_STATED TASK_: Examine the material below. Gather every line in which the string "Network" appears.

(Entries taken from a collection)
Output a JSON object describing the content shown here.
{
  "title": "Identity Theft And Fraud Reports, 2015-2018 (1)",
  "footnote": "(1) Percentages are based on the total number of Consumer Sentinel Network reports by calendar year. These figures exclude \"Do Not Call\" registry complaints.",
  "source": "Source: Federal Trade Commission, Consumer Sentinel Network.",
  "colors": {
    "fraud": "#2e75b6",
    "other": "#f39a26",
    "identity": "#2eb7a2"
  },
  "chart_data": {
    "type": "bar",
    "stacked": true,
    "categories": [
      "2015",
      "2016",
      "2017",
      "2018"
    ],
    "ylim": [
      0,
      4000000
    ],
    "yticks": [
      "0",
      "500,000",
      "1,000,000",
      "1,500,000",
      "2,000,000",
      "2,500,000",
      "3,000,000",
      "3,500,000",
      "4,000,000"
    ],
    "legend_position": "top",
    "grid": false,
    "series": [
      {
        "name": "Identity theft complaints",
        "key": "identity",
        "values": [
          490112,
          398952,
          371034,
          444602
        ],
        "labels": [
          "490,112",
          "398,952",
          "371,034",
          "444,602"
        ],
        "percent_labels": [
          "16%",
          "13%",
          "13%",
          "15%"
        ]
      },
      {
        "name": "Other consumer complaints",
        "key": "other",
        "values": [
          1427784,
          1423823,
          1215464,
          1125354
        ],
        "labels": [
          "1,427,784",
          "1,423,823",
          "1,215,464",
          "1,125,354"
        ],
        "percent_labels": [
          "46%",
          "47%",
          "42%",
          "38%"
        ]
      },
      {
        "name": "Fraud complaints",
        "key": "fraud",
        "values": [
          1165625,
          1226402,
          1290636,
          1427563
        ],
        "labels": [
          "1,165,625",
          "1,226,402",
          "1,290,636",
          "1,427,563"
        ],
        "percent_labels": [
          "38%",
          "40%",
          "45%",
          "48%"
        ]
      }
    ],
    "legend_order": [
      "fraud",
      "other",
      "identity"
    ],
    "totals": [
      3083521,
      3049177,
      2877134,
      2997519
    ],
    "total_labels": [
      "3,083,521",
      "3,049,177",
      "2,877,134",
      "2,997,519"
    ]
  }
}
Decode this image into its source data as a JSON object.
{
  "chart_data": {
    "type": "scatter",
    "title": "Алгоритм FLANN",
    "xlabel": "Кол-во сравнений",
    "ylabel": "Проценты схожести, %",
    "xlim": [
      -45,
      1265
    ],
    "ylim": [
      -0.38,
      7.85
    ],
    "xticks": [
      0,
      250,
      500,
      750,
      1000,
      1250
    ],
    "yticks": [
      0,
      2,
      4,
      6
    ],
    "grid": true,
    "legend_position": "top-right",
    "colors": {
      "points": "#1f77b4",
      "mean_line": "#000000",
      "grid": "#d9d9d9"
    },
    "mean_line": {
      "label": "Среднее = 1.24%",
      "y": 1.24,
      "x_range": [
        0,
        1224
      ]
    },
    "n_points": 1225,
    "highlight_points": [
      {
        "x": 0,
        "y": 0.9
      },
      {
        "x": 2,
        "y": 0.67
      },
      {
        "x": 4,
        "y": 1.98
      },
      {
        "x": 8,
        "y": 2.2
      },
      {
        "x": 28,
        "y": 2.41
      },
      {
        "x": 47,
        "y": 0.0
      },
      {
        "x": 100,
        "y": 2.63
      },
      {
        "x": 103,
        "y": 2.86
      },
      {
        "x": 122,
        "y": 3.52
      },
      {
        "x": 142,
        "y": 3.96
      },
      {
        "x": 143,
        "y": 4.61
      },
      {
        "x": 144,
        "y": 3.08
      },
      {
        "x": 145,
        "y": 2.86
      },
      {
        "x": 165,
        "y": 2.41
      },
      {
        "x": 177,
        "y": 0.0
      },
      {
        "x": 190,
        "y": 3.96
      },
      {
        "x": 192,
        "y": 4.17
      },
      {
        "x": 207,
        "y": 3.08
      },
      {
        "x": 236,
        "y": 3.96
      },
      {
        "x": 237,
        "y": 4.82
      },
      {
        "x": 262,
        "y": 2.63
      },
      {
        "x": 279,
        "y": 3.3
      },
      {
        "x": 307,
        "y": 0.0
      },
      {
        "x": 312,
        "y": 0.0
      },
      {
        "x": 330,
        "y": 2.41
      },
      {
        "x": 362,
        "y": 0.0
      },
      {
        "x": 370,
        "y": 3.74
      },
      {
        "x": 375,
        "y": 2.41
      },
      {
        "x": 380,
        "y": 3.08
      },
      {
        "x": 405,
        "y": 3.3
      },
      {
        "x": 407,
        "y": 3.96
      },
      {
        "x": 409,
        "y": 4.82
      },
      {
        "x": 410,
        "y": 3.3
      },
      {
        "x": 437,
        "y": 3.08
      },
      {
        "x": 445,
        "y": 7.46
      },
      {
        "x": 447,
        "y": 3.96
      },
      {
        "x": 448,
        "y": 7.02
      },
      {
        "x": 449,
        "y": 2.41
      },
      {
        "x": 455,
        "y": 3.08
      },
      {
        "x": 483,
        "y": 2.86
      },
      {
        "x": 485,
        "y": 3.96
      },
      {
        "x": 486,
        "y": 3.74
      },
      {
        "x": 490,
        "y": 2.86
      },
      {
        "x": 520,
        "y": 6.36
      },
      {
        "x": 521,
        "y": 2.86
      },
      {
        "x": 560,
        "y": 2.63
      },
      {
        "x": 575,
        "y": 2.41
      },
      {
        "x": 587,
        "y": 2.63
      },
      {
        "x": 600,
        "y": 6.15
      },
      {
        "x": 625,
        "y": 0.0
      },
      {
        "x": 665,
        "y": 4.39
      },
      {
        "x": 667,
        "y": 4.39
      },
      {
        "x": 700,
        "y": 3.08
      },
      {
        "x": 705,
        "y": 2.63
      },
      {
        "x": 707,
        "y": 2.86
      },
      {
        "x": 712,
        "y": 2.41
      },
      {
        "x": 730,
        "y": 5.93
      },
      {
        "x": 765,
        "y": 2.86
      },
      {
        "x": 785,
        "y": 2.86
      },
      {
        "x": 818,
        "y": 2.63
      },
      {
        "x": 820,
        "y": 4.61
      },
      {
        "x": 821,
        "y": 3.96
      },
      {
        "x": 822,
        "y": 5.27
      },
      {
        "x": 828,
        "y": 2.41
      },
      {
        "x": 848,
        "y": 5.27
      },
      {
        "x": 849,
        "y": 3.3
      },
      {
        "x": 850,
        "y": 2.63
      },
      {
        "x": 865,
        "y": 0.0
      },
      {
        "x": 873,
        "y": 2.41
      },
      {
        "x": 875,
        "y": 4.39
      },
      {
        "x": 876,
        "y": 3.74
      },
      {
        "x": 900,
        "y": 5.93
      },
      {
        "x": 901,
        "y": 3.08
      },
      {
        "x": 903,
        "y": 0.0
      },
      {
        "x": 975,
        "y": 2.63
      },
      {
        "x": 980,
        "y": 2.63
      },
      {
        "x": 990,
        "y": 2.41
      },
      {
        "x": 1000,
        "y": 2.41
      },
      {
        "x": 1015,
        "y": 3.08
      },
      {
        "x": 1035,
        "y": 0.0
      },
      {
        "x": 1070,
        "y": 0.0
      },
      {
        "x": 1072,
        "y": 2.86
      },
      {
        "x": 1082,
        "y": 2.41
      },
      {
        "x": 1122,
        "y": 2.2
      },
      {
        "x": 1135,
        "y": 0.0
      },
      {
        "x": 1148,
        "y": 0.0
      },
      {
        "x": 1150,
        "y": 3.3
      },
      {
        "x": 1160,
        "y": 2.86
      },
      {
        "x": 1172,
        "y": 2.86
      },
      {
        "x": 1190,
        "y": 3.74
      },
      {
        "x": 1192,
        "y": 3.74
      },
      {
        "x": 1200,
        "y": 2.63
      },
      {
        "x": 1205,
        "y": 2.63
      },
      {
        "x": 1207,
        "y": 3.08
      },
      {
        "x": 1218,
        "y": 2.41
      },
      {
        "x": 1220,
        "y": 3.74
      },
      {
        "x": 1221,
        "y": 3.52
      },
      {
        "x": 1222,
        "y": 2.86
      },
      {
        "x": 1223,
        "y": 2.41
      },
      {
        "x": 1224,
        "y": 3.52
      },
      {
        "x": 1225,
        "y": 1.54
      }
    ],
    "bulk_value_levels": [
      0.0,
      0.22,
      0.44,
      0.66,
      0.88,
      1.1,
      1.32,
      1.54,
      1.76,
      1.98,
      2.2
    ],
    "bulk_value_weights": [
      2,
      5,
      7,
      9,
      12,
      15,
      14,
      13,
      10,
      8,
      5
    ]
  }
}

_RESULT BELOW_:
  "footnote": "(1) Percentages are based on the total number of Consumer Sentinel Network reports by calendar year. These figures exclude \"Do Not Call\" registry complaints.",
  "source": "Source: Federal Trade Commission, Consumer Sentinel Network.",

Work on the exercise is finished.